* _Job_
Retype the material word for word.
BEGIN Provided data
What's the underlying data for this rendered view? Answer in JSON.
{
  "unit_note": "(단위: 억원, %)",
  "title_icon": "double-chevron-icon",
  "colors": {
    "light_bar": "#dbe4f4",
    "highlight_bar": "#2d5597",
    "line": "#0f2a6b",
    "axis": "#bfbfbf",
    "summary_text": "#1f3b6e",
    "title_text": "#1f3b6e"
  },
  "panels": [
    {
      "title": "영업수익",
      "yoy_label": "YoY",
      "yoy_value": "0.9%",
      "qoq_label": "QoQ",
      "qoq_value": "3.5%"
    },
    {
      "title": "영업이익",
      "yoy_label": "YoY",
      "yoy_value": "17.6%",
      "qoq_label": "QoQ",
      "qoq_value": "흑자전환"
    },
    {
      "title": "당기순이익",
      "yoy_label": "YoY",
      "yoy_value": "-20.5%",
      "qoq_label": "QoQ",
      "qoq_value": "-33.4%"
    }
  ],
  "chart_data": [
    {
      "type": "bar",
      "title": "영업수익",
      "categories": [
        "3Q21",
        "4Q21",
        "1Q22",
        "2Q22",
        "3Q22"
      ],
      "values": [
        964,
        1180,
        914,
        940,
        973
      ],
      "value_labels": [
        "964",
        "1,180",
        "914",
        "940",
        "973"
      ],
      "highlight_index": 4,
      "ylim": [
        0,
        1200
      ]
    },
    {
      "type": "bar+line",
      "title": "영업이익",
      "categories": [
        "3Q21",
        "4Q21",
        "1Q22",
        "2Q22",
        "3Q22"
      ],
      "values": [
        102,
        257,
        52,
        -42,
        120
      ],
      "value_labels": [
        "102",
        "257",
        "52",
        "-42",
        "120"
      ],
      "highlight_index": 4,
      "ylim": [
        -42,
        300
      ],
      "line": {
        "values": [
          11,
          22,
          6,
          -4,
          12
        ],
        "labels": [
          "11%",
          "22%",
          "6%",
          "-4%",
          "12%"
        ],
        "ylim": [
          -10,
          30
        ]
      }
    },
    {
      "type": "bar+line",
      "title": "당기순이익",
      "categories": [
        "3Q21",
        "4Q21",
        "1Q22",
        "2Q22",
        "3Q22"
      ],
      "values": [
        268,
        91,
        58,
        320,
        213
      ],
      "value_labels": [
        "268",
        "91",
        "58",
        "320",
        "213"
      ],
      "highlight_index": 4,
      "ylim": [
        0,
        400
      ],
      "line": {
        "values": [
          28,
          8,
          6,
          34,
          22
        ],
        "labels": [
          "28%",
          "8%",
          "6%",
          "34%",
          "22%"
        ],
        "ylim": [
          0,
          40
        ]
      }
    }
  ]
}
END Provided data
* _Response to this task_
What's the underlying data for this rendered view? Answer in JSON.
{
  "unit_note": "(단위: 억원, %)",
  "title_icon": "double-chevron-icon",
  "colors": {
    "light_bar": "#dbe4f4",
    "highlight_bar": "#2d5597",
    "line": "#0f2a6b",
    "axis": "#bfbfbf",
    "summary_text": "#1f3b6e",
    "title_text": "#1f3b6e"
  },
  "panels": [
    {
      "title": "영업수익",
      "yoy_label": "YoY",
      "yoy_value": "0.9%",
      "qoq_label": "QoQ",
      "qoq_value": "3.5%"
    },
    {
      "title": "영업이익",
      "yoy_label": "YoY",
      "yoy_value": "17.6%",
      "qoq_label": "QoQ",
      "qoq_value": "흑자전환"
    },
    {
      "title": "당기순이익",
      "yoy_label": "YoY",
      "yoy_value": "-20.5%",
      "qoq_label": "QoQ",
      "qoq_value": "-33.4%"
    }
  ],
  "chart_data": [
    {
      "type": "bar",
      "title": "영업수익",
      "categories": [
        "3Q21",
        "4Q21",
        "1Q22",
        "2Q22",
        "3Q22"
      ],
      "values": [
        964,
        1180,
        914,
        940,
        973
      ],
      "value_labels": [
        "964",
        "1,180",
        "914",
        "940",
        "973"
      ],
      "highlight_index": 4,
      "ylim": [
        0,
        1200
      ]
    },
    {
      "type": "bar+line",
      "title": "영업이익",
      "categories": [
        "3Q21",
        "4Q21",
        "1Q22",
        "2Q22",
        "3Q22"
      ],
      "values": [
        102,
        257,
        52,
        -42,
        120
      ],
      "value_labels": [
        "102",
        "257",
        "52",
        "-42",
        "120"
      ],
      "highlight_index": 4,
      "ylim": [
        -42,
        300
      ],
      "line": {
        "values": [
          11,
          22,
          6,
          -4,
          12
        ],
        "labels": [
          "11%",
          "22%",
          "6%",
          "-4%",
          "12%"
        ],
        "ylim": [
          -10,
          30
        ]
      }
    },
    {
      "type": "bar+line",
      "title": "당기순이익",
      "categories": [
        "3Q21",
        "4Q21",
        "1Q22",
        "2Q22",
        "3Q22"
      ],
      "values": [
        268,
        91,
        58,
        320,
        213
      ],
      "value_labels": [
        "268",
        "91",
        "58",
        "320",
        "213"
      ],
      "highlight_index": 4,
      "ylim": [
        0,
        400
      ],
      "line": {
        "values": [
          28,
          8,
          6,
          34,
          22
        ],
        "labels": [
          "28%",
          "8%",
          "6%",
          "34%",
          "22%"
        ],
        "ylim": [
          0,
          40
        ]
      }
    }
  ]
}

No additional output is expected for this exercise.